### TASK
Quote the records that follow in full and exactly; leave out the pictures.

*-*-*

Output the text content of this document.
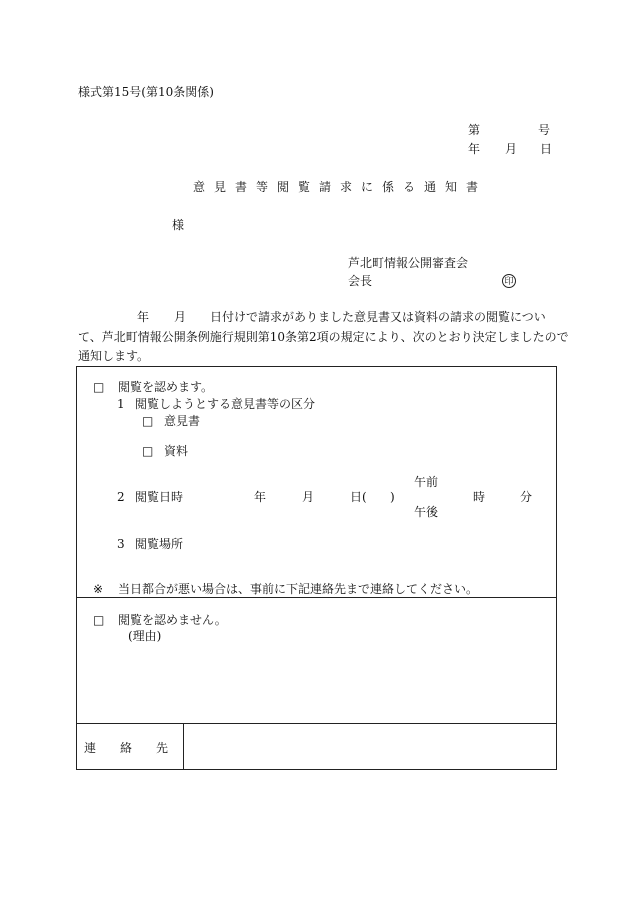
様式第15号(第10条関係)
第	号
年 月 日
意見書等閲覧請求に係る通知書
様
芦北町情報公開審査会
会長	印
年 月 日付けで請求がありました意見書又は資料の請求の閲覧につい
て、芦北町情報公開条例施行規則第10条第2項の規定により、次のとおり決定しましたので
通知します。
□ 閲覧を認めます。
1 閲覧しようとする意見書等の区分
□ 意見書
□ 資料
午前
2 閲覧日時	年	月	日( )	時	分
午後
3 閲覧場所
※ 当日都合が悪い場合は、事前に下記連絡先まで連絡してください。
□ 閲覧を認めません。
(理由)
連　　絡　　先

*-*-*

### ANSWER TO THE EXERCISE
Output the text content of this document.
様式第15号(第10条関係)
第	号
年 月 日
意見書等閲覧請求に係る通知書
様
芦北町情報公開審査会
会長	印
年 月 日付けで請求がありました意見書又は資料の請求の閲覧につい
て、芦北町情報公開条例施行規則第10条第2項の規定により、次のとおり決定しましたので
通知します。
□ 閲覧を認めます。
1 閲覧しようとする意見書等の区分
□ 意見書
□ 資料
午前
2 閲覧日時	年	月	日( )	時	分
午後
3 閲覧場所
※ 当日都合が悪い場合は、事前に下記連絡先まで連絡してください。
□ 閲覧を認めません。
(理由)
連　　絡　　先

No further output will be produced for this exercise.